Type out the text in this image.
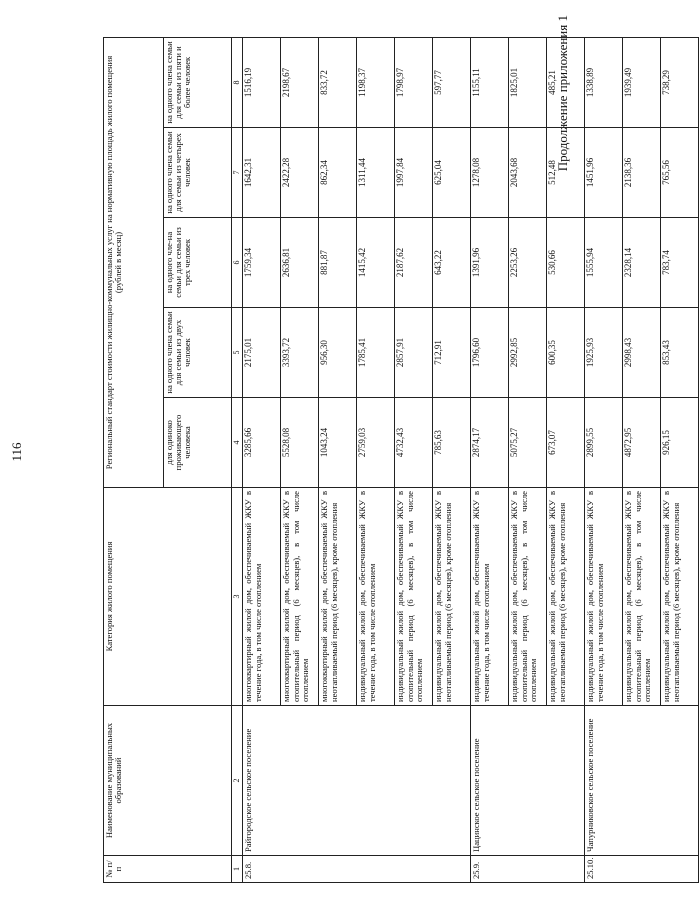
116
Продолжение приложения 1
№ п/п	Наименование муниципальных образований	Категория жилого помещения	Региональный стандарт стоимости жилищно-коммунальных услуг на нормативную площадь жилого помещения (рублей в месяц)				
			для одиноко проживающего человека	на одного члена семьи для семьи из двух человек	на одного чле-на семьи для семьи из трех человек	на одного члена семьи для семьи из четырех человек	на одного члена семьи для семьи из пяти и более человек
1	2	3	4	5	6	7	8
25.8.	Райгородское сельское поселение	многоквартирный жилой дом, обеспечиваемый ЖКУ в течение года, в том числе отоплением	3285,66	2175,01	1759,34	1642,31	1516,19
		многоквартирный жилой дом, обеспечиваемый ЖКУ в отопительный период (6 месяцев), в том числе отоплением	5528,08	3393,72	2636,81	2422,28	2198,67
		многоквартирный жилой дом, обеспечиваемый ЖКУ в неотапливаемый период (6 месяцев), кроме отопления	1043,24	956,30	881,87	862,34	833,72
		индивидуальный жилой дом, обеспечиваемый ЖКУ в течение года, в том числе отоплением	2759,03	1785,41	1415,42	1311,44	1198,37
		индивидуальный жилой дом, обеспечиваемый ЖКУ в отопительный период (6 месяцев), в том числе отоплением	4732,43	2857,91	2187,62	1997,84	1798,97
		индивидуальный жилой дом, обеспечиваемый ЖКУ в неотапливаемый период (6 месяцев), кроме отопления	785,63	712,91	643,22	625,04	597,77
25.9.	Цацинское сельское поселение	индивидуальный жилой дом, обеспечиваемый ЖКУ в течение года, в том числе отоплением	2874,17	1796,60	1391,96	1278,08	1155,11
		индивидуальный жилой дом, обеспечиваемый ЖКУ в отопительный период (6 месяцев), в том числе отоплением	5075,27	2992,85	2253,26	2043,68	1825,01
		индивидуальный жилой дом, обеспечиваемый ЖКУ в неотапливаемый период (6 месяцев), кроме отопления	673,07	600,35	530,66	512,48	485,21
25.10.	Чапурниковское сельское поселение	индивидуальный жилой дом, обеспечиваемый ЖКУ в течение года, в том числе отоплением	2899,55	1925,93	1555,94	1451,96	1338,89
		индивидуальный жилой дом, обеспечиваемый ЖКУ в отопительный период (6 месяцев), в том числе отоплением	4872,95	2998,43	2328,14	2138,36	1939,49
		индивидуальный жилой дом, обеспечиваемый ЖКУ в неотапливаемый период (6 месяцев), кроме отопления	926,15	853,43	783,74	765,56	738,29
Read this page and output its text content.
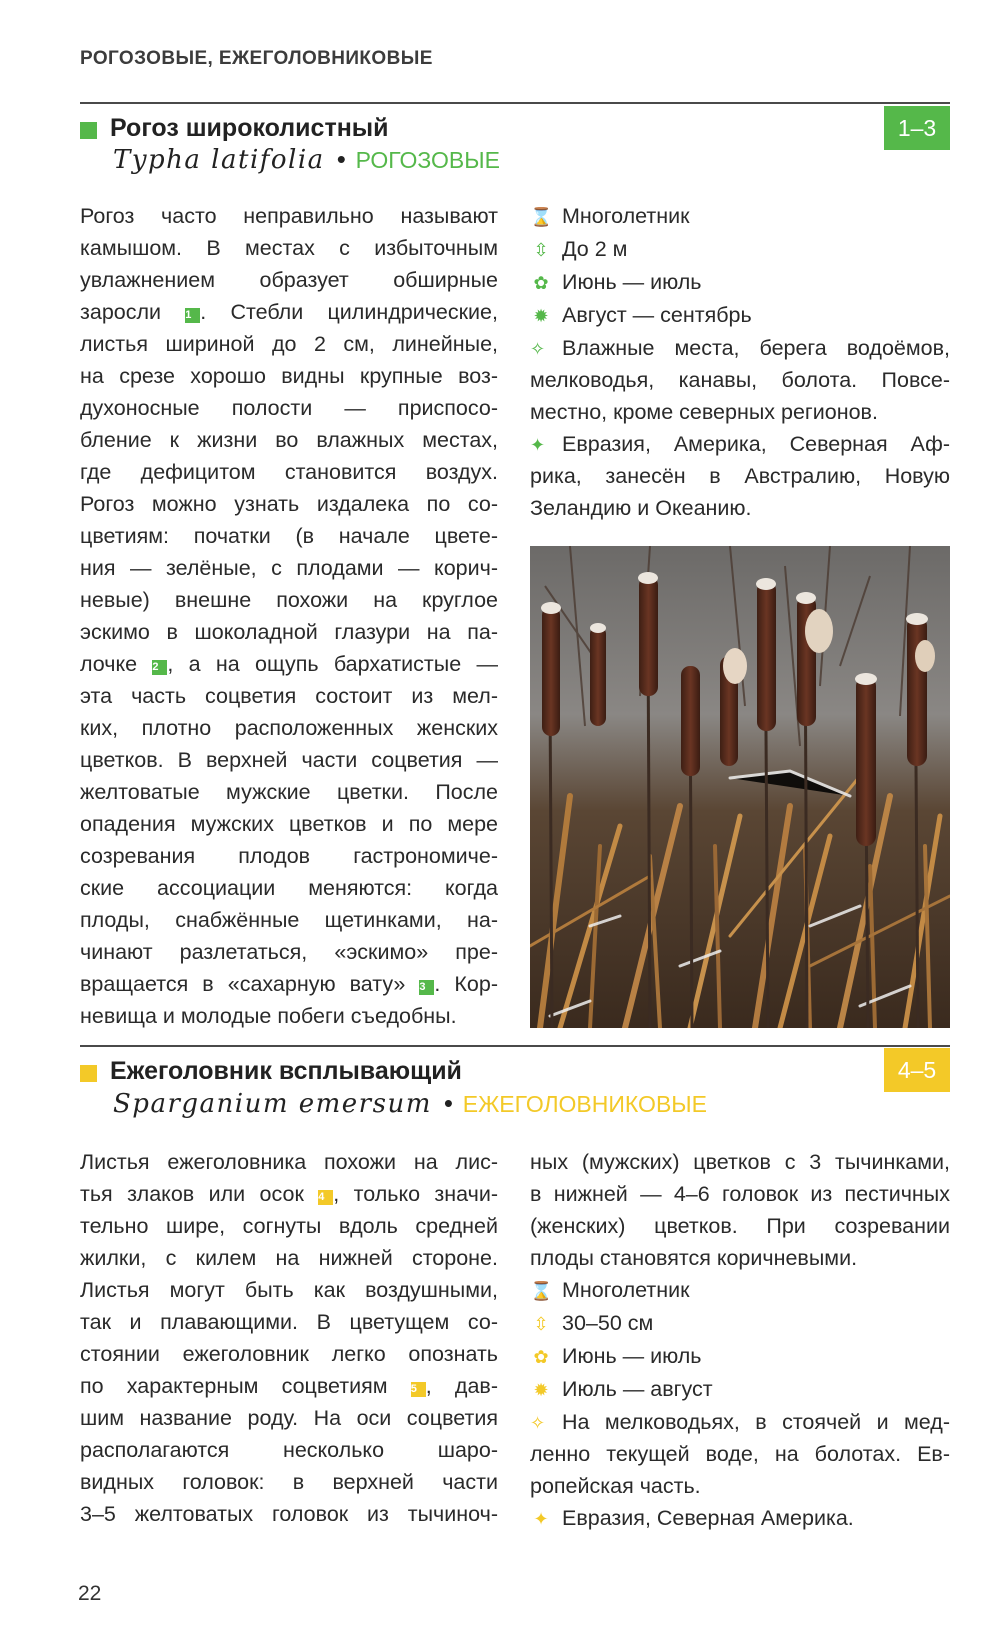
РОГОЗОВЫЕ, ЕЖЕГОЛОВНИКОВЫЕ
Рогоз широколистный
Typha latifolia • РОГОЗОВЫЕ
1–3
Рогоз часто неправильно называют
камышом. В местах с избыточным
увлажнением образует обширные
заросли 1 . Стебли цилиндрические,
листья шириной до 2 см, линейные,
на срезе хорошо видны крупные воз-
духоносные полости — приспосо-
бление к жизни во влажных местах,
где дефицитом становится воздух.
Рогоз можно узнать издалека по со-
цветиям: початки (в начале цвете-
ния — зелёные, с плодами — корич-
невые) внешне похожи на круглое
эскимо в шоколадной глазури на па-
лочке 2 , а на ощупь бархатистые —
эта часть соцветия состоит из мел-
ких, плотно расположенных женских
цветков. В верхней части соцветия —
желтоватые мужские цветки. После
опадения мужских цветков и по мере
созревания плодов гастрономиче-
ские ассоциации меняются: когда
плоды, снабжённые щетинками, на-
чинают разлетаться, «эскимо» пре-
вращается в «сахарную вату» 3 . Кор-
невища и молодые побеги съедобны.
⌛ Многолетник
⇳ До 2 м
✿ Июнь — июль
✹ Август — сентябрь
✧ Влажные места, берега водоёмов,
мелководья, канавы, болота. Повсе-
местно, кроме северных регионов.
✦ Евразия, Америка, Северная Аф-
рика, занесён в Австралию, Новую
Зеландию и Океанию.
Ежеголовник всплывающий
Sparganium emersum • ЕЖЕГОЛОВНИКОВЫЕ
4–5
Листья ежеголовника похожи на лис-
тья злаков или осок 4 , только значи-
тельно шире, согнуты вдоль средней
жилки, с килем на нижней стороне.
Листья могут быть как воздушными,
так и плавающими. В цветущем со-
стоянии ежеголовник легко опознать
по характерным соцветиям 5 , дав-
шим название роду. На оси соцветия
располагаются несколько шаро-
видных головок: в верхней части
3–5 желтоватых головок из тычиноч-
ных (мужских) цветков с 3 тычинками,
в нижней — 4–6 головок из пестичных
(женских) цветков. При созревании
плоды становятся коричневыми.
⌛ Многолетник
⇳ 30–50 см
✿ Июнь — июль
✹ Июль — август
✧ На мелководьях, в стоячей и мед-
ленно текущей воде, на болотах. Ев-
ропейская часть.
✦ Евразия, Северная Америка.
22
^^^^^^^^^^^^^^^^
[SET EXERCISE] Copy out every line of the data that includes the word "РОГОЗОВЫЕ".

[EXPECTED ANSWER]
РОГОЗОВЫЕ, ЕЖЕГОЛОВНИКОВЫЕ
Typha latifolia • РОГОЗОВЫЕ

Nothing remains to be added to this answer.